Exercise directions
Each line containing the word "purpose" should be found and copied.

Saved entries
____________

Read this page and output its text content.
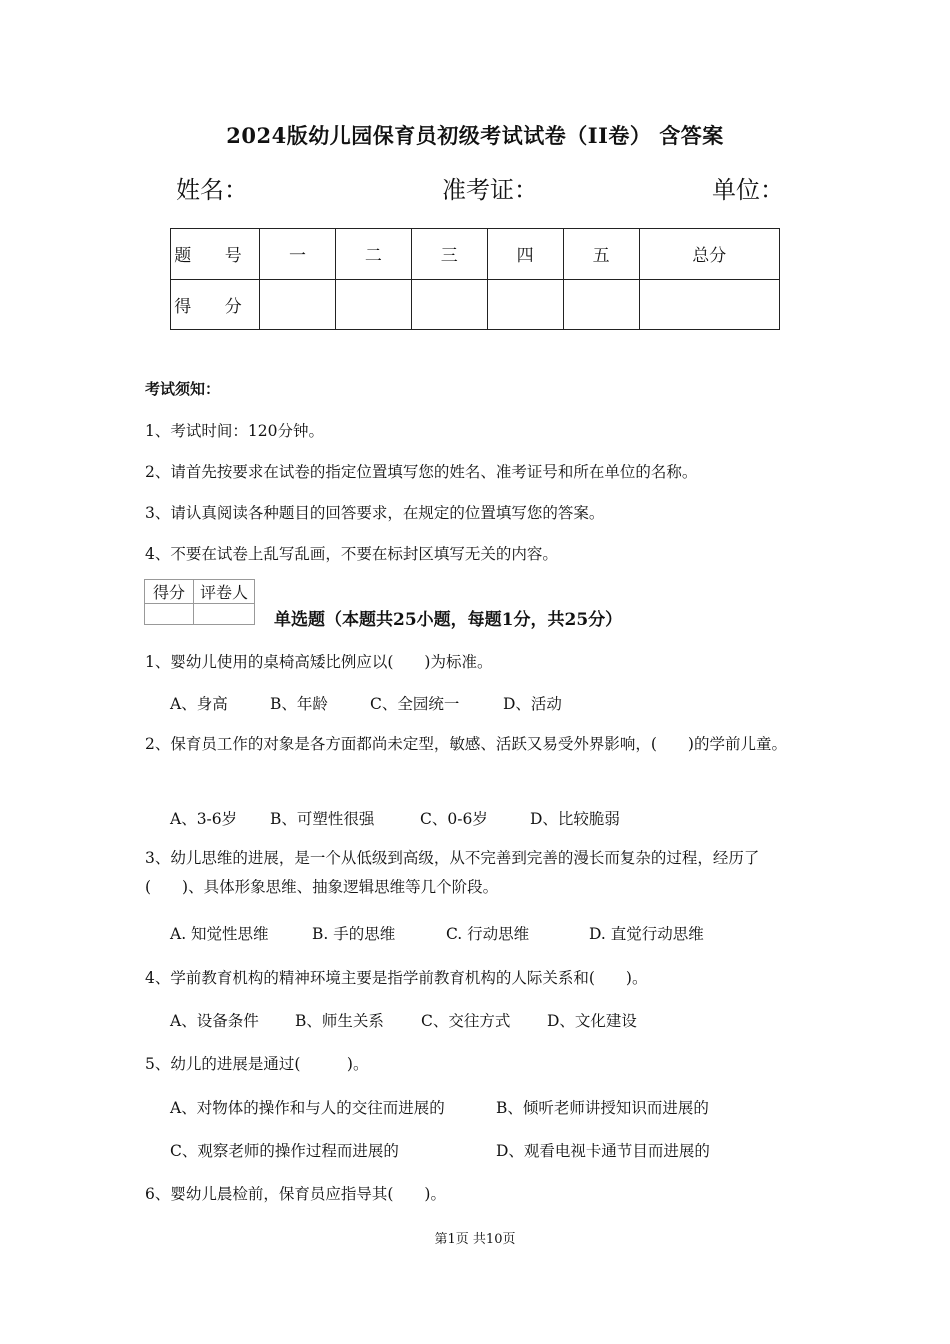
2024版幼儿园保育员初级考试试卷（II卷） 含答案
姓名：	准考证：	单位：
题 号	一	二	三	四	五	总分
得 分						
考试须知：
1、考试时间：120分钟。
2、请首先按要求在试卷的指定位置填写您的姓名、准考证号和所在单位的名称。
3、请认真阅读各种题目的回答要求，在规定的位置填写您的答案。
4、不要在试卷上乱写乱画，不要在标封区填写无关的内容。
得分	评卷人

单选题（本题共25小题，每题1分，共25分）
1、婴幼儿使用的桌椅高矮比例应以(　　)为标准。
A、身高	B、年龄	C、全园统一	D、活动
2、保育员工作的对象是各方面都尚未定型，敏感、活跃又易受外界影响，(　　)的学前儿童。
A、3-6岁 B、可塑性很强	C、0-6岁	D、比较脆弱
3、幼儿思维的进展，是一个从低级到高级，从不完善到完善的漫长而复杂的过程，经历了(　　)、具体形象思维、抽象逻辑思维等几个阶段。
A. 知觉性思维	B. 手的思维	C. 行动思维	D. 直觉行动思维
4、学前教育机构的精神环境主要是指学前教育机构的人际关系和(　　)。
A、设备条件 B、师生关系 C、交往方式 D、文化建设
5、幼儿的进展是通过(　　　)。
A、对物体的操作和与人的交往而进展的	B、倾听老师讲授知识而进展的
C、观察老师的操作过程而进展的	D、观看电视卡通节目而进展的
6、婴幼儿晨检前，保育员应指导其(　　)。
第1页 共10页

____________

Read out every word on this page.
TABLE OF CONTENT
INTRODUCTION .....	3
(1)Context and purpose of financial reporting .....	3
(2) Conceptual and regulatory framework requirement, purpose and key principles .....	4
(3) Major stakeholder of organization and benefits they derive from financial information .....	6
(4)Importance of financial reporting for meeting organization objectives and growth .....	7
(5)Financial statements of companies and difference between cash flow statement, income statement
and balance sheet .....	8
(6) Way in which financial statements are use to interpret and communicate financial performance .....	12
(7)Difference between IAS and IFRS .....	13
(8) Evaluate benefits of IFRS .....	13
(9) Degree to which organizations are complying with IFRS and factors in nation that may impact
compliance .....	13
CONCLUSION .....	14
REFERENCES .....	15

____________

Exercise solution
(1)Context and purpose of financial reporting .....	3
(2) Conceptual and regulatory framework requirement, purpose and key principles .....	4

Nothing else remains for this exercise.